>> start INFORMATION SHOWN

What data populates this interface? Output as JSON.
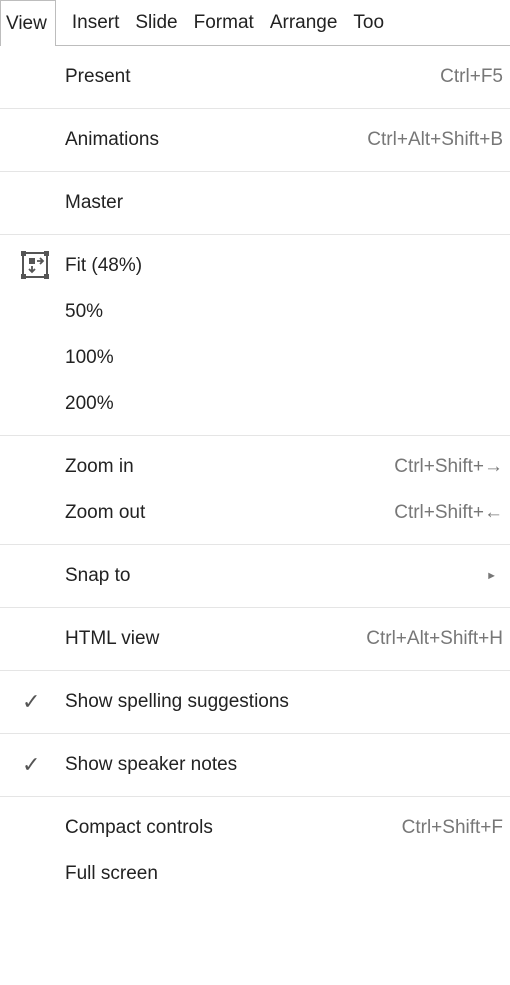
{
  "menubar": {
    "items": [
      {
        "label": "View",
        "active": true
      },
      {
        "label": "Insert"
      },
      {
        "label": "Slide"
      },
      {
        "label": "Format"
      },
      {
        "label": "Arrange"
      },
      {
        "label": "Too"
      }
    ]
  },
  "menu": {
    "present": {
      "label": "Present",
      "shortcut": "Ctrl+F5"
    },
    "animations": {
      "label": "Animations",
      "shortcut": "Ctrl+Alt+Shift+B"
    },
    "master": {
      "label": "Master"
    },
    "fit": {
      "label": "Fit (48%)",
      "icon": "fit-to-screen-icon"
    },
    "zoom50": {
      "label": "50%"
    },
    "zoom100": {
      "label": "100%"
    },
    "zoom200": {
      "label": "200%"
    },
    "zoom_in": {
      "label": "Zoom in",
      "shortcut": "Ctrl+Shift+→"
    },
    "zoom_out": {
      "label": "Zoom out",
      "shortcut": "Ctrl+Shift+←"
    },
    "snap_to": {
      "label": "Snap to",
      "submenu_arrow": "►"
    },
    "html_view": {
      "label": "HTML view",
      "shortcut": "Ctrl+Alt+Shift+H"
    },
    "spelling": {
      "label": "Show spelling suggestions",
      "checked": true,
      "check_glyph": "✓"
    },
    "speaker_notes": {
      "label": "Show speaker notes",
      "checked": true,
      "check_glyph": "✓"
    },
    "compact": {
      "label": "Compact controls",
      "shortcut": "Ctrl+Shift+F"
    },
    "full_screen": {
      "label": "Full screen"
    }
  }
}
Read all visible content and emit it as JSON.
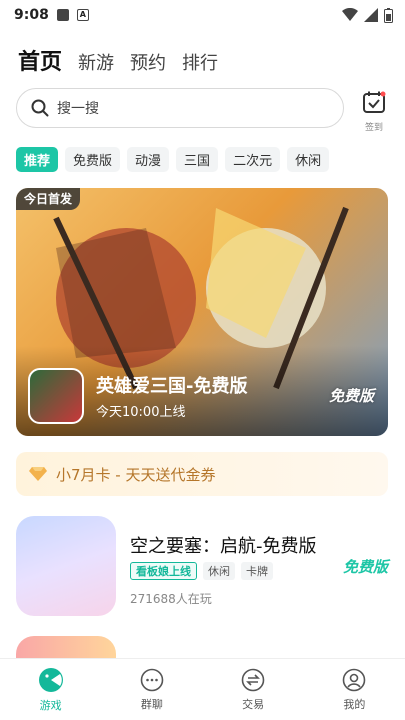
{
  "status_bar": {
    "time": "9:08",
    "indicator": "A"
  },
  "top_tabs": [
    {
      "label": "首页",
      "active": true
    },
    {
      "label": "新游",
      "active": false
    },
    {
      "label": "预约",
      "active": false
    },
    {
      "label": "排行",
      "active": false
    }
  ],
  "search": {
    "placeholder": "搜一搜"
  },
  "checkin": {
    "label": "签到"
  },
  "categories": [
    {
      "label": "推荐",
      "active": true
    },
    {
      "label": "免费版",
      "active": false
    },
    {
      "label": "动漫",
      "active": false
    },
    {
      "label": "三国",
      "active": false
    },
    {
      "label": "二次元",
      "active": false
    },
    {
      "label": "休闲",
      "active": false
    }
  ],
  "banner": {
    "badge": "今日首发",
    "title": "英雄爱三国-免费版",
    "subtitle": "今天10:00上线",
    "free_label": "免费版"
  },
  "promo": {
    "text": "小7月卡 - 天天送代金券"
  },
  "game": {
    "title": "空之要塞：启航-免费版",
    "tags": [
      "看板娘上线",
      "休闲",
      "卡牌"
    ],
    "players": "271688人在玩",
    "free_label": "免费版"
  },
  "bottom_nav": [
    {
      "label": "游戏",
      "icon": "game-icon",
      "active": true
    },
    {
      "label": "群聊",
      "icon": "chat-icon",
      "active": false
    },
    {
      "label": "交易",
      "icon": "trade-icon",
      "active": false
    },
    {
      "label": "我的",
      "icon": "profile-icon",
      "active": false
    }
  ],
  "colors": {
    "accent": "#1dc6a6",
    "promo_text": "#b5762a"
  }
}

>> end INFORMATION SHOWN

■ **AIM**:
Pictures in the records must not appear in the copy; transcribe everything else precisely.

■ **ANSWER BELOW**:
What data populates this interface? Output as JSON.
{
  "menubar": {
    "items": [
      {
        "label": "View",
        "active": true
      },
      {
        "label": "Insert"
      },
      {
        "label": "Slide"
      },
      {
        "label": "Format"
      },
      {
        "label": "Arrange"
      },
      {
        "label": "Too"
      }
    ]
  },
  "menu": {
    "present": {
      "label": "Present",
      "shortcut": "Ctrl+F5"
    },
    "animations": {
      "label": "Animations",
      "shortcut": "Ctrl+Alt+Shift+B"
    },
    "master": {
      "label": "Master"
    },
    "fit": {
      "label": "Fit (48%)",
      "icon": "fit-to-screen-icon"
    },
    "zoom50": {
      "label": "50%"
    },
    "zoom100": {
      "label": "100%"
    },
    "zoom200": {
      "label": "200%"
    },
    "zoom_in": {
      "label": "Zoom in",
      "shortcut": "Ctrl+Shift+→"
    },
    "zoom_out": {
      "label": "Zoom out",
      "shortcut": "Ctrl+Shift+←"
    },
    "snap_to": {
      "label": "Snap to",
      "submenu_arrow": "►"
    },
    "html_view": {
      "label": "HTML view",
      "shortcut": "Ctrl+Alt+Shift+H"
    },
    "spelling": {
      "label": "Show spelling suggestions",
      "checked": true,
      "check_glyph": "✓"
    },
    "speaker_notes": {
      "label": "Show speaker notes",
      "checked": true,
      "check_glyph": "✓"
    },
    "compact": {
      "label": "Compact controls",
      "shortcut": "Ctrl+Shift+F"
    },
    "full_screen": {
      "label": "Full screen"
    }
  }
}
Read all visible content and emit it as JSON.
{
  "status_bar": {
    "time": "9:08",
    "indicator": "A"
  },
  "top_tabs": [
    {
      "label": "首页",
      "active": true
    },
    {
      "label": "新游",
      "active": false
    },
    {
      "label": "预约",
      "active": false
    },
    {
      "label": "排行",
      "active": false
    }
  ],
  "search": {
    "placeholder": "搜一搜"
  },
  "checkin": {
    "label": "签到"
  },
  "categories": [
    {
      "label": "推荐",
      "active": true
    },
    {
      "label": "免费版",
      "active": false
    },
    {
      "label": "动漫",
      "active": false
    },
    {
      "label": "三国",
      "active": false
    },
    {
      "label": "二次元",
      "active": false
    },
    {
      "label": "休闲",
      "active": false
    }
  ],
  "banner": {
    "badge": "今日首发",
    "title": "英雄爱三国-免费版",
    "subtitle": "今天10:00上线",
    "free_label": "免费版"
  },
  "promo": {
    "text": "小7月卡 - 天天送代金券"
  },
  "game": {
    "title": "空之要塞：启航-免费版",
    "tags": [
      "看板娘上线",
      "休闲",
      "卡牌"
    ],
    "players": "271688人在玩",
    "free_label": "免费版"
  },
  "bottom_nav": [
    {
      "label": "游戏",
      "icon": "game-icon",
      "active": true
    },
    {
      "label": "群聊",
      "icon": "chat-icon",
      "active": false
    },
    {
      "label": "交易",
      "icon": "trade-icon",
      "active": false
    },
    {
      "label": "我的",
      "icon": "profile-icon",
      "active": false
    }
  ],
  "colors": {
    "accent": "#1dc6a6",
    "promo_text": "#b5762a"
  }
}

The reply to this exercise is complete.